> _What this task involves_: Answer with a single number: how many lines in the listing below include "Post"?

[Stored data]
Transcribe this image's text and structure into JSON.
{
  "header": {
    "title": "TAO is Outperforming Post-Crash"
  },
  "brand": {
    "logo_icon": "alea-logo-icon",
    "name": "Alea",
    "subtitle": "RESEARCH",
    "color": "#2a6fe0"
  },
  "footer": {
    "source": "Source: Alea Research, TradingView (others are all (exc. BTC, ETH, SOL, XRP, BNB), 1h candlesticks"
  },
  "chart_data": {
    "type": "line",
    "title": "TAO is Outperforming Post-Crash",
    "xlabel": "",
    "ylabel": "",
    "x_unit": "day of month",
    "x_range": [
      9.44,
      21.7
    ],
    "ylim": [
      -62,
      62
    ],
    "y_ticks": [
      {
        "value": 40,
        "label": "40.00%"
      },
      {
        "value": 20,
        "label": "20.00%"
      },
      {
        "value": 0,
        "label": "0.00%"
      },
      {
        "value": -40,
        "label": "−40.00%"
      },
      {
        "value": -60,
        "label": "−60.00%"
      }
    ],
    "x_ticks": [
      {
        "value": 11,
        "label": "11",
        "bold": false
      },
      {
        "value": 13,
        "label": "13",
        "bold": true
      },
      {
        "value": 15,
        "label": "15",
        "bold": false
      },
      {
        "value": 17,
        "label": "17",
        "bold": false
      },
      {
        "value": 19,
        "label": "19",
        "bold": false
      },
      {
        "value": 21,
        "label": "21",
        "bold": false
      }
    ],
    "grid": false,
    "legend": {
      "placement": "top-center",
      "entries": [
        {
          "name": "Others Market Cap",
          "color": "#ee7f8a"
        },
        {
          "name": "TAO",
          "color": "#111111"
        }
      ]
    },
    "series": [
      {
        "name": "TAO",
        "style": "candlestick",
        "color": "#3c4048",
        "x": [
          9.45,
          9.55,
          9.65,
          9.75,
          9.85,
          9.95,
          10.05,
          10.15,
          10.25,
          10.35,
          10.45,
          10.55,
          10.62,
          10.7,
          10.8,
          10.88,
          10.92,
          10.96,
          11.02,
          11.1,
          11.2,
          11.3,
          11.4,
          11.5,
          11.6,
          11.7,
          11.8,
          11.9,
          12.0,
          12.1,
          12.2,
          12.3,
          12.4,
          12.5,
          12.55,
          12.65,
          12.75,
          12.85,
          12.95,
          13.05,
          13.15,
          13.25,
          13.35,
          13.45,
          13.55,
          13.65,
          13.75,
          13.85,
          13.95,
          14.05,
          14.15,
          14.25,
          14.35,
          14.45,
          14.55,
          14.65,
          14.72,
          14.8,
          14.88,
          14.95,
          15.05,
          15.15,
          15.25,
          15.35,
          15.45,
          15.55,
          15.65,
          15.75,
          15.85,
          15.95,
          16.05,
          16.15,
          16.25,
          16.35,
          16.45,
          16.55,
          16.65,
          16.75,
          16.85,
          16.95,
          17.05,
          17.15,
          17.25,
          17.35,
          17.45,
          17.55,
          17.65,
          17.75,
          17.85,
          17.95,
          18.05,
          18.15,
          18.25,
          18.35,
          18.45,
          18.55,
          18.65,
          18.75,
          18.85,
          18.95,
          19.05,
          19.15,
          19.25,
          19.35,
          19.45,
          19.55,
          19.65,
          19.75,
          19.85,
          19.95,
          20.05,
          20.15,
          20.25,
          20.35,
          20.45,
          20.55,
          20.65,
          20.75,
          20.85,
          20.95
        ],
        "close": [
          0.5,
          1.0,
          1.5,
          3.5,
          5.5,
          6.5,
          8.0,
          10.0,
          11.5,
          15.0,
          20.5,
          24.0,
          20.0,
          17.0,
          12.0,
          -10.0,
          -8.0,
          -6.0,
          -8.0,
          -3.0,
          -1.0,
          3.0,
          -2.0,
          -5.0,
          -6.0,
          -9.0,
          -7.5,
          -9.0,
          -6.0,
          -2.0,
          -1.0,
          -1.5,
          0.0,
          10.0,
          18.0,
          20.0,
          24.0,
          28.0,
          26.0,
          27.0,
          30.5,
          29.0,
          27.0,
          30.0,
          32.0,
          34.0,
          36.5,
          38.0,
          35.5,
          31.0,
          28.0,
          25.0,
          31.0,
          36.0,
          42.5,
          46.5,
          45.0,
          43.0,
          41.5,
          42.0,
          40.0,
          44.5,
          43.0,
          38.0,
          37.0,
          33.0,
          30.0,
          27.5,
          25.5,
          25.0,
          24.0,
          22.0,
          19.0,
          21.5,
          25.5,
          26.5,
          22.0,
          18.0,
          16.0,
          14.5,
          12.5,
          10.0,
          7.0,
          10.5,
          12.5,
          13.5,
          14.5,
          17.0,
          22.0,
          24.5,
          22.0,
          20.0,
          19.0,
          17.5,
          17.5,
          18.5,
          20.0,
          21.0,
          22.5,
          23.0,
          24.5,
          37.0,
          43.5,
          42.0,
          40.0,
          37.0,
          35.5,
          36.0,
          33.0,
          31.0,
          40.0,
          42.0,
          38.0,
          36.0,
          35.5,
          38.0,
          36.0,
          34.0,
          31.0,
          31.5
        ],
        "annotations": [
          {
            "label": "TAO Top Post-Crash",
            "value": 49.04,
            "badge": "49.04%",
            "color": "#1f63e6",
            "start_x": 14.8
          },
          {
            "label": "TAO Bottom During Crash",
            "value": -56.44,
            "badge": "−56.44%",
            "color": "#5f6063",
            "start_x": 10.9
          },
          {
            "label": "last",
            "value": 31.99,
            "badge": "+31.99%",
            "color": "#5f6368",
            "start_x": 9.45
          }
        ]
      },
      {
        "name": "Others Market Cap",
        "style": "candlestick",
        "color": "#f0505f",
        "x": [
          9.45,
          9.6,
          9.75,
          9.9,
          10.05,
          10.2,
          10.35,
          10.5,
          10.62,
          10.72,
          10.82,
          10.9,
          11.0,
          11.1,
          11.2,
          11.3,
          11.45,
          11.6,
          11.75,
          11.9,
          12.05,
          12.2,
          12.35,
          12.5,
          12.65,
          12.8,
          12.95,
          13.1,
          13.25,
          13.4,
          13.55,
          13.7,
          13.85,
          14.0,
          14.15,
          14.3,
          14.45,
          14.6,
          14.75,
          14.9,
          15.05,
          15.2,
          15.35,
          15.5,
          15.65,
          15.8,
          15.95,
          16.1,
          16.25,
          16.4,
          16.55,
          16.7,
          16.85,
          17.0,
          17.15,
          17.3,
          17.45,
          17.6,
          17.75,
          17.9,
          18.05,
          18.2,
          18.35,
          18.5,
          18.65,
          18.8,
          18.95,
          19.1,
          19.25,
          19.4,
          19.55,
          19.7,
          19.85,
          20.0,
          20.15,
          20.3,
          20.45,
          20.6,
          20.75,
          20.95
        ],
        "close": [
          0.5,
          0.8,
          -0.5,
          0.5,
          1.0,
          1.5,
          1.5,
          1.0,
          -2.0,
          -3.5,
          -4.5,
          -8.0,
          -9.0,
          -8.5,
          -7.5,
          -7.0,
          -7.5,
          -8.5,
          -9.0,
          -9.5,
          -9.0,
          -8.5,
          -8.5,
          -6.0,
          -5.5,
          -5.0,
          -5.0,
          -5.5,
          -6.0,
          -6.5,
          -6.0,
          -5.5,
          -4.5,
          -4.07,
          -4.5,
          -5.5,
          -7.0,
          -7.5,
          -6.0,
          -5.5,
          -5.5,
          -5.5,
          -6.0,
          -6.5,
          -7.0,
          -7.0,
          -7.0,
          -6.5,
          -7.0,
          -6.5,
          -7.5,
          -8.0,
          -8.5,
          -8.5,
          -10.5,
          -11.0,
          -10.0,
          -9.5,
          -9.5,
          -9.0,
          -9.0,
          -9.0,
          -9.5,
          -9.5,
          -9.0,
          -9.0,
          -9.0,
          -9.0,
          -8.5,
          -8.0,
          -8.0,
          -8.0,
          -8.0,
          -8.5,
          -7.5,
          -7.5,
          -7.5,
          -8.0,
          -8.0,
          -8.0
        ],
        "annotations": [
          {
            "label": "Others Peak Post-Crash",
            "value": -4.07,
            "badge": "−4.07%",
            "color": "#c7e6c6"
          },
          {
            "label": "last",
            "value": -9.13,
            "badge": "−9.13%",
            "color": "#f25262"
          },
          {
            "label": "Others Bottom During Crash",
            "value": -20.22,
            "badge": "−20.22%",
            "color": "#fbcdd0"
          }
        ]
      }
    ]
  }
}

> _Answer_: 4